>> begin Provided entries
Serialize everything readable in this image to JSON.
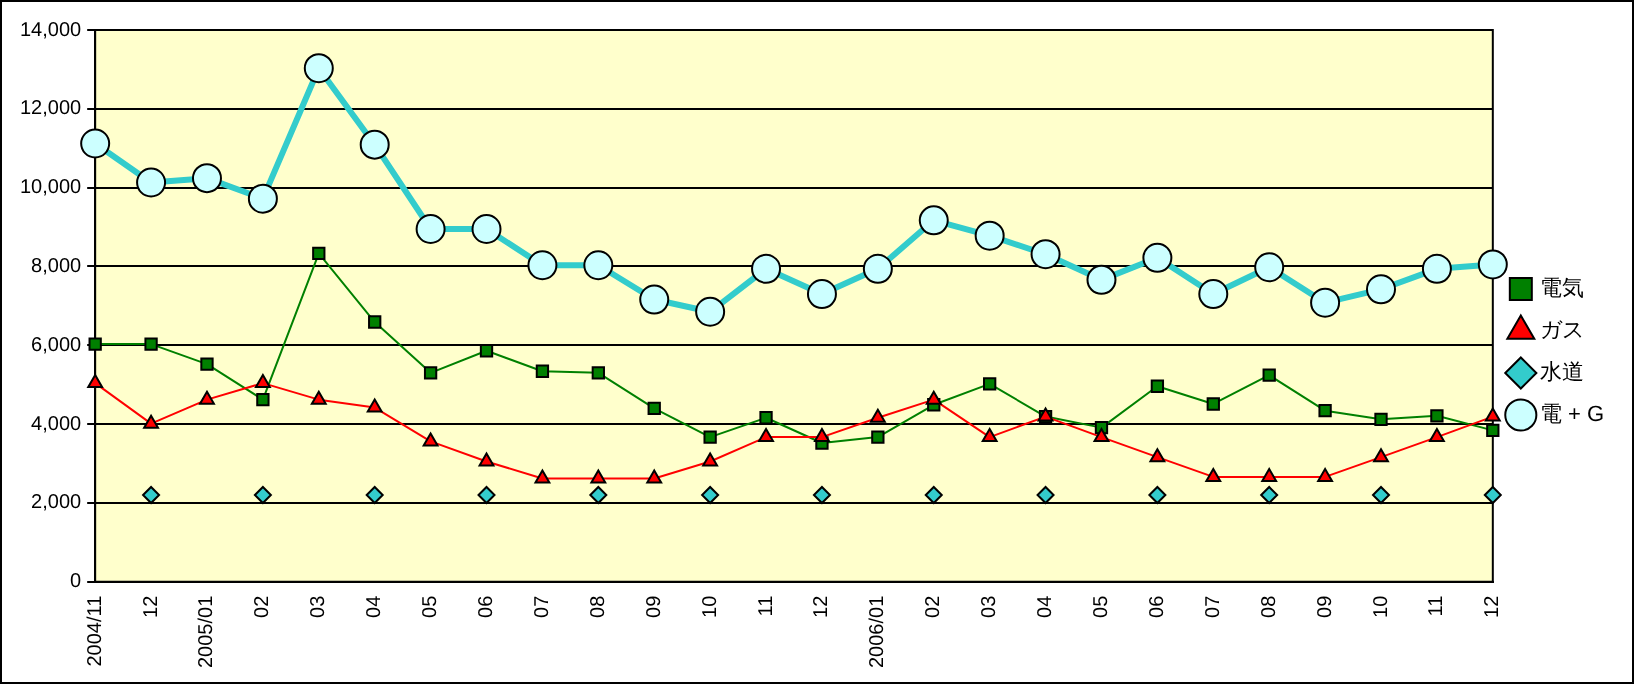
{
  "chart_data": {
    "type": "line",
    "categories": [
      "2004/11",
      "12",
      "2005/01",
      "02",
      "03",
      "04",
      "05",
      "06",
      "07",
      "08",
      "09",
      "10",
      "11",
      "12",
      "2006/01",
      "02",
      "03",
      "04",
      "05",
      "06",
      "07",
      "08",
      "09",
      "10",
      "11",
      "12"
    ],
    "series": [
      {
        "name": "電気",
        "color": "#008000",
        "marker": "square",
        "values": [
          6030,
          6030,
          5520,
          4620,
          8330,
          6590,
          5300,
          5860,
          5340,
          5300,
          4400,
          3670,
          4160,
          3520,
          3670,
          4490,
          5020,
          4190,
          3910,
          4960,
          4510,
          5240,
          4340,
          4120,
          4210,
          3840
        ]
      },
      {
        "name": "ガス",
        "color": "#ff0000",
        "marker": "triangle",
        "values": [
          5040,
          4010,
          4620,
          5040,
          4620,
          4420,
          3560,
          3050,
          2620,
          2620,
          2620,
          3050,
          3670,
          3670,
          4160,
          4620,
          3670,
          4190,
          3670,
          3160,
          2660,
          2660,
          2660,
          3160,
          3670,
          4190
        ]
      },
      {
        "name": "水道",
        "type": "scatter",
        "color": "#33cccc",
        "marker": "diamond",
        "values": [
          null,
          2200,
          null,
          2200,
          null,
          2200,
          null,
          2200,
          null,
          2200,
          null,
          2200,
          null,
          2200,
          null,
          2200,
          null,
          2200,
          null,
          2200,
          null,
          2200,
          null,
          2200,
          null,
          2200
        ]
      },
      {
        "name": "電 + G",
        "color": "#33cccc",
        "marker": "circle",
        "values": [
          11120,
          10130,
          10240,
          9720,
          13030,
          11090,
          8950,
          8950,
          8030,
          8030,
          7160,
          6850,
          7940,
          7300,
          7940,
          9170,
          8780,
          8310,
          7660,
          8220,
          7300,
          7980,
          7080,
          7420,
          7940,
          8050
        ]
      }
    ],
    "ylim": [
      0,
      14000
    ],
    "yticks": [
      0,
      {
        "value": 2000,
        "label": "2,000"
      },
      {
        "value": 4000,
        "label": "4,000"
      },
      {
        "value": 6000,
        "label": "6,000"
      },
      {
        "value": 8000,
        "label": "8,000"
      },
      {
        "value": 10000,
        "label": "10,000"
      },
      {
        "value": 12000,
        "label": "12,000"
      },
      {
        "value": 14000,
        "label": "14,000"
      }
    ],
    "grid": "y",
    "legend": "right"
  }
}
>> end Provided entries
● **Brief**: Transcribe all entries above exactly. Drop the pictures.

● **Finished exercise**:
Serialize everything readable in this image to JSON.
{
  "chart_data": {
    "type": "line",
    "categories": [
      "2004/11",
      "12",
      "2005/01",
      "02",
      "03",
      "04",
      "05",
      "06",
      "07",
      "08",
      "09",
      "10",
      "11",
      "12",
      "2006/01",
      "02",
      "03",
      "04",
      "05",
      "06",
      "07",
      "08",
      "09",
      "10",
      "11",
      "12"
    ],
    "series": [
      {
        "name": "電気",
        "color": "#008000",
        "marker": "square",
        "values": [
          6030,
          6030,
          5520,
          4620,
          8330,
          6590,
          5300,
          5860,
          5340,
          5300,
          4400,
          3670,
          4160,
          3520,
          3670,
          4490,
          5020,
          4190,
          3910,
          4960,
          4510,
          5240,
          4340,
          4120,
          4210,
          3840
        ]
      },
      {
        "name": "ガス",
        "color": "#ff0000",
        "marker": "triangle",
        "values": [
          5040,
          4010,
          4620,
          5040,
          4620,
          4420,
          3560,
          3050,
          2620,
          2620,
          2620,
          3050,
          3670,
          3670,
          4160,
          4620,
          3670,
          4190,
          3670,
          3160,
          2660,
          2660,
          2660,
          3160,
          3670,
          4190
        ]
      },
      {
        "name": "水道",
        "type": "scatter",
        "color": "#33cccc",
        "marker": "diamond",
        "values": [
          null,
          2200,
          null,
          2200,
          null,
          2200,
          null,
          2200,
          null,
          2200,
          null,
          2200,
          null,
          2200,
          null,
          2200,
          null,
          2200,
          null,
          2200,
          null,
          2200,
          null,
          2200,
          null,
          2200
        ]
      },
      {
        "name": "電 + G",
        "color": "#33cccc",
        "marker": "circle",
        "values": [
          11120,
          10130,
          10240,
          9720,
          13030,
          11090,
          8950,
          8950,
          8030,
          8030,
          7160,
          6850,
          7940,
          7300,
          7940,
          9170,
          8780,
          8310,
          7660,
          8220,
          7300,
          7980,
          7080,
          7420,
          7940,
          8050
        ]
      }
    ],
    "ylim": [
      0,
      14000
    ],
    "yticks": [
      0,
      {
        "value": 2000,
        "label": "2,000"
      },
      {
        "value": 4000,
        "label": "4,000"
      },
      {
        "value": 6000,
        "label": "6,000"
      },
      {
        "value": 8000,
        "label": "8,000"
      },
      {
        "value": 10000,
        "label": "10,000"
      },
      {
        "value": 12000,
        "label": "12,000"
      },
      {
        "value": 14000,
        "label": "14,000"
      }
    ],
    "grid": "y",
    "legend": "right"
  }
}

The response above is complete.